## BEGIN DATA IN THIS EXERCISE

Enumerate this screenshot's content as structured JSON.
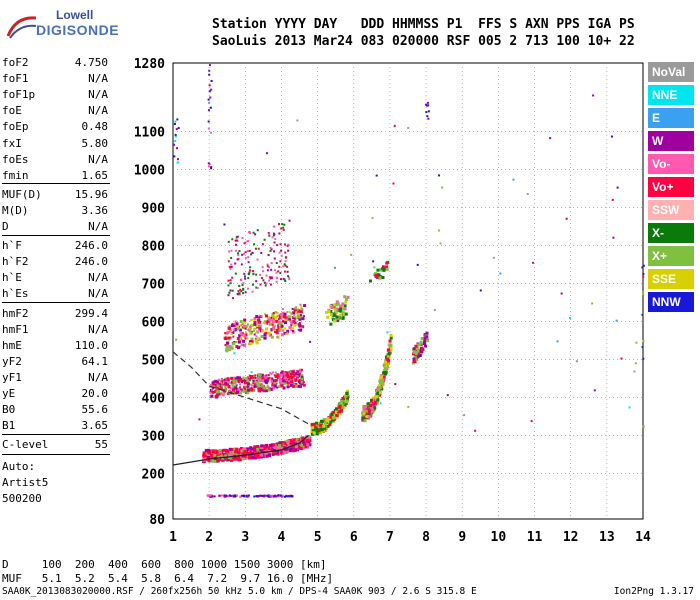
{
  "logo": {
    "line1": "Lowell",
    "line2": "DIGISONDE"
  },
  "header": {
    "line1": "Station YYYY DAY   DDD HHMMSS P1  FFS S AXN PPS IGA PS",
    "line2": "SaoLuis 2013 Mar24 083 020000 RSF 005 2 713 100 10+ 22"
  },
  "params": [
    {
      "k": "foF2",
      "v": "4.750"
    },
    {
      "k": "foF1",
      "v": "N/A"
    },
    {
      "k": "foF1p",
      "v": "N/A"
    },
    {
      "k": "foE",
      "v": "N/A"
    },
    {
      "k": "foEp",
      "v": "0.48"
    },
    {
      "k": "fxI",
      "v": "5.80"
    },
    {
      "k": "foEs",
      "v": "N/A"
    },
    {
      "k": "fmin",
      "v": "1.65"
    },
    {
      "k": "MUF(D)",
      "v": "15.96"
    },
    {
      "k": "M(D)",
      "v": "3.36"
    },
    {
      "k": "D",
      "v": "N/A"
    },
    {
      "k": "h`F",
      "v": "246.0"
    },
    {
      "k": "h`F2",
      "v": "246.0"
    },
    {
      "k": "h`E",
      "v": "N/A"
    },
    {
      "k": "h`Es",
      "v": "N/A"
    },
    {
      "k": "hmF2",
      "v": "299.4"
    },
    {
      "k": "hmF1",
      "v": "N/A"
    },
    {
      "k": "hmE",
      "v": "110.0"
    },
    {
      "k": "yF2",
      "v": "64.1"
    },
    {
      "k": "yF1",
      "v": "N/A"
    },
    {
      "k": "yE",
      "v": "20.0"
    },
    {
      "k": "B0",
      "v": "55.6"
    },
    {
      "k": "B1",
      "v": "3.65"
    },
    {
      "k": "C-level",
      "v": "55"
    }
  ],
  "auto": [
    "Auto:",
    "Artist5",
    "500200"
  ],
  "legend": [
    {
      "label": "NoVal",
      "color": "#9a9a9a"
    },
    {
      "label": "NNE",
      "color": "#00e5ee"
    },
    {
      "label": "E",
      "color": "#3aa0ef"
    },
    {
      "label": "W",
      "color": "#a000a0"
    },
    {
      "label": "Vo-",
      "color": "#ff59b0"
    },
    {
      "label": "Vo+",
      "color": "#ff0040"
    },
    {
      "label": "SSW",
      "color": "#ffb0b0"
    },
    {
      "label": "X-",
      "color": "#0a7a0a"
    },
    {
      "label": "X+",
      "color": "#80c040"
    },
    {
      "label": "SSE",
      "color": "#d8d000"
    },
    {
      "label": "NNW",
      "color": "#1818d8"
    }
  ],
  "footer": {
    "line1": "D     100  200  400  600  800 1000 1500 3000 [km]",
    "line2": "MUF   5.1  5.2  5.4  5.8  6.4  7.2  9.7 16.0 [MHz]",
    "file": "SAA0K_2013083020000.RSF / 260fx256h 50 kHz 5.0 km / DPS-4 SAA0K 903 / 2.6 S 315.8 E",
    "version": "Ion2Png 1.3.17"
  },
  "chart_data": {
    "type": "scatter",
    "title": "",
    "xlabel": "",
    "ylabel": "",
    "xlim": [
      1,
      14
    ],
    "ylim": [
      80,
      1280
    ],
    "xticks": [
      1,
      2,
      3,
      4,
      5,
      6,
      7,
      8,
      9,
      10,
      11,
      12,
      13,
      14
    ],
    "yticks": [
      80,
      200,
      300,
      400,
      500,
      600,
      700,
      800,
      900,
      1000,
      1100,
      1280
    ],
    "grid": true,
    "description_series": [
      {
        "name": "O-trace F2",
        "freq_range": [
          1.8,
          4.75
        ],
        "height_range": [
          250,
          310
        ]
      },
      {
        "name": "2nd hop",
        "freq_range": [
          2.0,
          4.5
        ],
        "height_range": [
          420,
          470
        ]
      },
      {
        "name": "3rd hop",
        "freq_range": [
          2.5,
          4.5
        ],
        "height_range": [
          560,
          650
        ]
      },
      {
        "name": "X-trace",
        "freq_range": [
          4.8,
          7.2
        ],
        "height_range": [
          320,
          620
        ]
      },
      {
        "name": "sporadic low",
        "freq_range": [
          1.9,
          4.3
        ],
        "height_range": [
          140,
          145
        ]
      }
    ],
    "profile_curve": [
      [
        1.0,
        222
      ],
      [
        2.0,
        238
      ],
      [
        3.0,
        248
      ],
      [
        4.0,
        262
      ],
      [
        4.5,
        280
      ],
      [
        4.75,
        300
      ]
    ],
    "dashed_curve": [
      [
        1.0,
        520
      ],
      [
        1.5,
        480
      ],
      [
        2.0,
        430
      ],
      [
        3.0,
        400
      ],
      [
        4.0,
        370
      ],
      [
        4.75,
        330
      ]
    ]
  }
}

## END DATA IN THIS EXERCISE

> [SET EXERCISE]: Copy everything in the records above except the pictures, exactly as written.

> [SOLUTION TO THIS EXERCISE]:
Enumerate this screenshot's content as structured JSON.
{
  "logo": {
    "line1": "Lowell",
    "line2": "DIGISONDE"
  },
  "header": {
    "line1": "Station YYYY DAY   DDD HHMMSS P1  FFS S AXN PPS IGA PS",
    "line2": "SaoLuis 2013 Mar24 083 020000 RSF 005 2 713 100 10+ 22"
  },
  "params": [
    {
      "k": "foF2",
      "v": "4.750"
    },
    {
      "k": "foF1",
      "v": "N/A"
    },
    {
      "k": "foF1p",
      "v": "N/A"
    },
    {
      "k": "foE",
      "v": "N/A"
    },
    {
      "k": "foEp",
      "v": "0.48"
    },
    {
      "k": "fxI",
      "v": "5.80"
    },
    {
      "k": "foEs",
      "v": "N/A"
    },
    {
      "k": "fmin",
      "v": "1.65"
    },
    {
      "k": "MUF(D)",
      "v": "15.96"
    },
    {
      "k": "M(D)",
      "v": "3.36"
    },
    {
      "k": "D",
      "v": "N/A"
    },
    {
      "k": "h`F",
      "v": "246.0"
    },
    {
      "k": "h`F2",
      "v": "246.0"
    },
    {
      "k": "h`E",
      "v": "N/A"
    },
    {
      "k": "h`Es",
      "v": "N/A"
    },
    {
      "k": "hmF2",
      "v": "299.4"
    },
    {
      "k": "hmF1",
      "v": "N/A"
    },
    {
      "k": "hmE",
      "v": "110.0"
    },
    {
      "k": "yF2",
      "v": "64.1"
    },
    {
      "k": "yF1",
      "v": "N/A"
    },
    {
      "k": "yE",
      "v": "20.0"
    },
    {
      "k": "B0",
      "v": "55.6"
    },
    {
      "k": "B1",
      "v": "3.65"
    },
    {
      "k": "C-level",
      "v": "55"
    }
  ],
  "auto": [
    "Auto:",
    "Artist5",
    "500200"
  ],
  "legend": [
    {
      "label": "NoVal",
      "color": "#9a9a9a"
    },
    {
      "label": "NNE",
      "color": "#00e5ee"
    },
    {
      "label": "E",
      "color": "#3aa0ef"
    },
    {
      "label": "W",
      "color": "#a000a0"
    },
    {
      "label": "Vo-",
      "color": "#ff59b0"
    },
    {
      "label": "Vo+",
      "color": "#ff0040"
    },
    {
      "label": "SSW",
      "color": "#ffb0b0"
    },
    {
      "label": "X-",
      "color": "#0a7a0a"
    },
    {
      "label": "X+",
      "color": "#80c040"
    },
    {
      "label": "SSE",
      "color": "#d8d000"
    },
    {
      "label": "NNW",
      "color": "#1818d8"
    }
  ],
  "footer": {
    "line1": "D     100  200  400  600  800 1000 1500 3000 [km]",
    "line2": "MUF   5.1  5.2  5.4  5.8  6.4  7.2  9.7 16.0 [MHz]",
    "file": "SAA0K_2013083020000.RSF / 260fx256h 50 kHz 5.0 km / DPS-4 SAA0K 903 / 2.6 S 315.8 E",
    "version": "Ion2Png 1.3.17"
  },
  "chart_data": {
    "type": "scatter",
    "title": "",
    "xlabel": "",
    "ylabel": "",
    "xlim": [
      1,
      14
    ],
    "ylim": [
      80,
      1280
    ],
    "xticks": [
      1,
      2,
      3,
      4,
      5,
      6,
      7,
      8,
      9,
      10,
      11,
      12,
      13,
      14
    ],
    "yticks": [
      80,
      200,
      300,
      400,
      500,
      600,
      700,
      800,
      900,
      1000,
      1100,
      1280
    ],
    "grid": true,
    "description_series": [
      {
        "name": "O-trace F2",
        "freq_range": [
          1.8,
          4.75
        ],
        "height_range": [
          250,
          310
        ]
      },
      {
        "name": "2nd hop",
        "freq_range": [
          2.0,
          4.5
        ],
        "height_range": [
          420,
          470
        ]
      },
      {
        "name": "3rd hop",
        "freq_range": [
          2.5,
          4.5
        ],
        "height_range": [
          560,
          650
        ]
      },
      {
        "name": "X-trace",
        "freq_range": [
          4.8,
          7.2
        ],
        "height_range": [
          320,
          620
        ]
      },
      {
        "name": "sporadic low",
        "freq_range": [
          1.9,
          4.3
        ],
        "height_range": [
          140,
          145
        ]
      }
    ],
    "profile_curve": [
      [
        1.0,
        222
      ],
      [
        2.0,
        238
      ],
      [
        3.0,
        248
      ],
      [
        4.0,
        262
      ],
      [
        4.5,
        280
      ],
      [
        4.75,
        300
      ]
    ],
    "dashed_curve": [
      [
        1.0,
        520
      ],
      [
        1.5,
        480
      ],
      [
        2.0,
        430
      ],
      [
        3.0,
        400
      ],
      [
        4.0,
        370
      ],
      [
        4.75,
        330
      ]
    ]
  }
}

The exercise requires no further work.